**Texto del documento:**

───

El estudio se asoma, desde cierta altura, a un paisaje urbano con monte a lo lejos, es decir, se abre a un amplio panorama, pero no recuerdo cuadros de Mazarío que me sugieran el espacio que contemplamos desde el ventanal. Por eso me lo imagino en tal ámbito como al eremita en su cueva o como al hombre prehistórico en la suya, abstraído de todo, centrado sólo en sí.

En uno de los cuadros de esta exposición, el propio acto de evocar lo que se desea o se añora se impone como lo más real y lo más sobresaliente del conjunto, algo que arroja pistas sobre lo que acontece en esas cuatro paredes. Y algo también que ayuda a entender por qué este arte escapa de todo realismo plano, frío y simplemente fotográfico, para crear en cambio una realidad viva, una nueva realidad, con el desconcierto y la emoción que transmite el proceso de ir rescatándola poco a poco de un fondo.

Pero he querido empezar hablando del caos, de la superposición de elementos y del polvo que invaden el estudio del pintor porque me sirven también para entender la propia argamasa de su pintura. Giorgio Morandi dejaba que el polvo tamizase de tiempo los objetos que repetía de forma obsesiva en sus cuadros. Quizás fue esa la esencia que los llenó de vida, que les quitó corporeidad y los dejó inscritos en un puro discurrir, en un desvanecimiento perpetuo sin el que no se entiende su misterio profundo. En Mazarío, imantado por la atmósfera en que crea, se ven también las cosas, los paisajes, las personas como deshilachándose en el aire, en muy sutil tensión, como en un leve forcejeo que lleva a todo a querer sobrepasar sus límites. Hace buena, así, una famosa frase del propio Morandi: “nada es más abstracto que el mundo visible”.

Es ése un elemento, creo yo, indispensable para entender esta obra y que está, de muy diversas maneras y en muy distintos grados, en los ejemplos de arte que más admiro: en los bisontes (ya sugeridos) de Altamira, en Las meninas o Las hilanderas de Velázquez, en el Padre Carrión de Zurbarán que hay en el Monasterio de Guadalupe, en La mujer con una balanza de Vermeer, en el Perro enterrado en la arena de Goya, en Lluvia, vapor y velocidad de Turner, pero también en lo más poderoso de Mark Rothko, de Edward Hopper o de Sean Scully.

En todos estos casos que acabo de citar encuentro en los cuadros una íntima vibración que contribuye a dotarlos de un mayor resplandor simbólico. Son cuadros en los que la pintura, más allá de todo afán de representación, quiere empezar a decirse a sí misma. Lo que percibe el ojo se profundiza aún más por lo que casi se empieza a oír, pues no olvidemos que el oído es nuestro sentido más espiritual, como nos recordaba Juan de la Cruz, uniendo como nadie en su poesía la imagen y el movimiento. Ahora bien, ya que he traído todo esto al hilo del metafísico italiano, va a ser el artista boloñés el que me sirva, desde la perspectiva plástica del contraste, para arrojar nueva luz en el universo pictórico de Mazarío.

───

**Conjunto de tareas:**
a. Resume en dos oraciones el texto sobre la pintura de Mazarío.
b. Devuelve, sin ningún cambio, el fragmento del texto sobre la pintura de Mazarío que va desde "En uno de los" hasta "de un fondo.", ambos incluidos.
c. Contesta estas preguntas según el texto sobre la pintura de Mazarío y marca cada respuesta igual que su pregunta:
(i) ¿Qué dejaba Giorgio Morandi que tamizase de tiempo los objetos de sus cuadros?
(ii) ¿Dónde se encuentra el Padre Carrión de Zurbarán que se menciona?
(iii) ¿Cuál es nuestro sentido más espiritual, según lo que recordaba Juan de la Cruz?

**Extracto de datos:**
───

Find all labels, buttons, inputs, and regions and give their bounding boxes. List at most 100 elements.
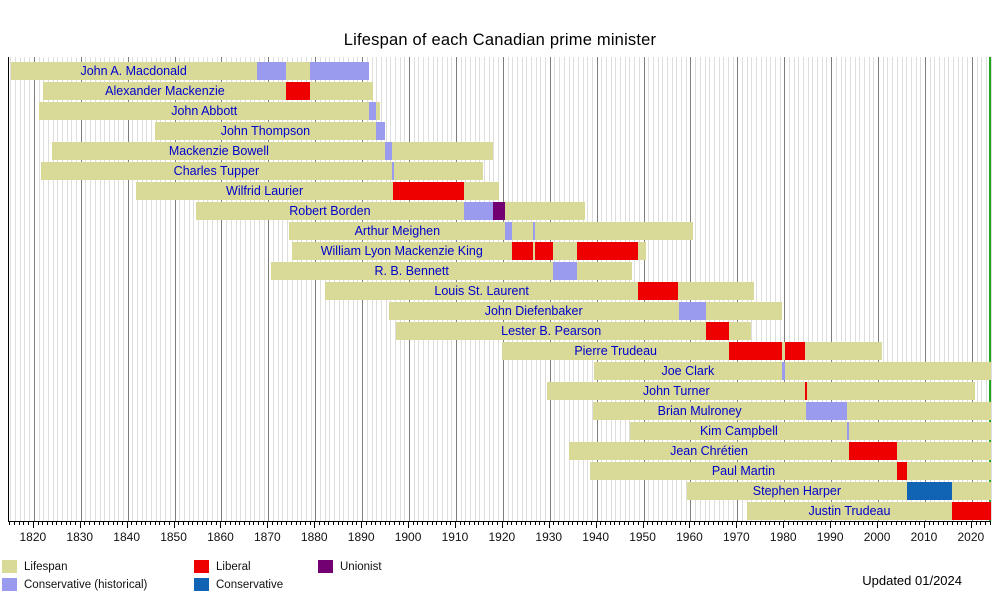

───

**Las respuestas:**
a. El texto vincula el caos, la superposición de elementos y el polvo del estudio de Mazarío con la argamasa de su pintura, en la que las cosas, los paisajes y las personas parecen deshilacharse en el aire, del mismo modo que Morandi dejaba que el polvo tamizase de tiempo sus objetos. En las obras de arte más admiradas, desde Altamira y Velázquez hasta Rothko, Hopper o Scully, se encuentra una íntima vibración que da a los cuadros un mayor resplandor simbólico, y en ellos la pintura quiere empezar a decirse a sí misma.

b.
En uno de los cuadros de esta exposición, el propio acto de evocar lo que se desea o se añora se impone como lo más real y lo más sobresaliente del conjunto, algo que arroja pistas sobre lo que acontece en esas cuatro paredes. Y algo también que ayuda a entender por qué este arte escapa de todo realismo plano, frío y simplemente fotográfico, para crear en cambio una realidad viva, una nueva realidad, con el desconcierto y la emoción que transmite el proceso de ir rescatándola poco a poco de un fondo.

c.
(i) El polvo.
(ii) En el Monasterio de Guadalupe.
(iii) El oído.